[Dataset records]

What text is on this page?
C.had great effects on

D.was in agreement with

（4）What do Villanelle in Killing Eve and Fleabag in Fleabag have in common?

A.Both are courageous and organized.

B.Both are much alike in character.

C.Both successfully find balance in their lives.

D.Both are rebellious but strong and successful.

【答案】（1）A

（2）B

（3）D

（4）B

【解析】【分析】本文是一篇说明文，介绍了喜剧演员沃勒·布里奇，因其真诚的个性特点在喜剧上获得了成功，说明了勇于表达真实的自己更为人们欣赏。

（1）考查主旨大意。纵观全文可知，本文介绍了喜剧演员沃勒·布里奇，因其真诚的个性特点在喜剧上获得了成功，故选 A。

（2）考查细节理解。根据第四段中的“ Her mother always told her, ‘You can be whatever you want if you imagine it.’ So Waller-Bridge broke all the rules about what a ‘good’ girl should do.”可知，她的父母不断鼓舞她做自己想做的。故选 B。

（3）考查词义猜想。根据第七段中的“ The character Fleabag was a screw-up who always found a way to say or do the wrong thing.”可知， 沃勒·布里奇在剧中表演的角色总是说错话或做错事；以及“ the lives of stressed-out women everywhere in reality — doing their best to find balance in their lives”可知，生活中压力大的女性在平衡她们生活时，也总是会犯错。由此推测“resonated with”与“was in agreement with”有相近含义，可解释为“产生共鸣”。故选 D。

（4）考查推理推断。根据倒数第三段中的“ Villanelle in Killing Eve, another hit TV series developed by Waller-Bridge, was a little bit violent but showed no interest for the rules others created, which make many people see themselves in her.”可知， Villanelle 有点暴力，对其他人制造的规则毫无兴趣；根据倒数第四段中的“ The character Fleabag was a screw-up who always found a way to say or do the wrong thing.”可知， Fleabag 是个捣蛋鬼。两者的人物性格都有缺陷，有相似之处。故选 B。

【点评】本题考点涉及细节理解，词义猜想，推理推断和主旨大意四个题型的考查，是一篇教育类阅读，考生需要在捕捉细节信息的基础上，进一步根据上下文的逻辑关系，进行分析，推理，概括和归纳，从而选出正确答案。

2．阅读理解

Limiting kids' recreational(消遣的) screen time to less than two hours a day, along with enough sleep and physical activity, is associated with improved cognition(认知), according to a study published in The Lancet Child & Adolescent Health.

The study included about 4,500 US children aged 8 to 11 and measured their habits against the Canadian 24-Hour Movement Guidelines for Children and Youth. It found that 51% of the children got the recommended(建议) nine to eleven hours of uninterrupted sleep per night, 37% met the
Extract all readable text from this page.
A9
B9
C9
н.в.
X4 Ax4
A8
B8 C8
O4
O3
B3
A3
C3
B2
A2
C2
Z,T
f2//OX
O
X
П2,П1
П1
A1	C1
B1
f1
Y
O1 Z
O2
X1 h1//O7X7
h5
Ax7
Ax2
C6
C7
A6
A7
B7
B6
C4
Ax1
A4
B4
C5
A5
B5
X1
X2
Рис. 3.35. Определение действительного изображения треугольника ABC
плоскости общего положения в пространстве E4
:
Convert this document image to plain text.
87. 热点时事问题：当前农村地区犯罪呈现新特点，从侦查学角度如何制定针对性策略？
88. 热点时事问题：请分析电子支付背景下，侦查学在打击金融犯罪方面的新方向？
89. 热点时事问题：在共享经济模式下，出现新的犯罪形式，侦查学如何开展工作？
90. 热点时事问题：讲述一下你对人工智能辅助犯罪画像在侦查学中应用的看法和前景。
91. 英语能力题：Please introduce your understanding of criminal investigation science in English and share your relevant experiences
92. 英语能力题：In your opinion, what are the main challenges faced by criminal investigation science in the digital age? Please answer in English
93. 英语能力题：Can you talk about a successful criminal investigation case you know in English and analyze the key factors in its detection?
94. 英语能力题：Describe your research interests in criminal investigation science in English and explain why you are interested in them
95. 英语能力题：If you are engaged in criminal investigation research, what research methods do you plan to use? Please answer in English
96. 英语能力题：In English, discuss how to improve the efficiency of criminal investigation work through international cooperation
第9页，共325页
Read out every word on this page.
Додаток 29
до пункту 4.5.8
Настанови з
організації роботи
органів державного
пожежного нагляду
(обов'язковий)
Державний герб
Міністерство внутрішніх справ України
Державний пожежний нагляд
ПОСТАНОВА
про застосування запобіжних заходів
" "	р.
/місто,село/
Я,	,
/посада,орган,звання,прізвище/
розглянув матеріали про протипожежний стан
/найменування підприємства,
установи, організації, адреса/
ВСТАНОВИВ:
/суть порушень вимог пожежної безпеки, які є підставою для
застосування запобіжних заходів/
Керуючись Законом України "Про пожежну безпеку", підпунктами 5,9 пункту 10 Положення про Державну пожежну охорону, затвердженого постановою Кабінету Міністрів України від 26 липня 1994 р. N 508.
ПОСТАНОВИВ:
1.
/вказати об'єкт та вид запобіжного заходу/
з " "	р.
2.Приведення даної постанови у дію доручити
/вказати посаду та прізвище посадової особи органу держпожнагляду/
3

Your objective » Report how many lines of the listing hold the word "page", with nothing but the number.

Result of this exercise » 3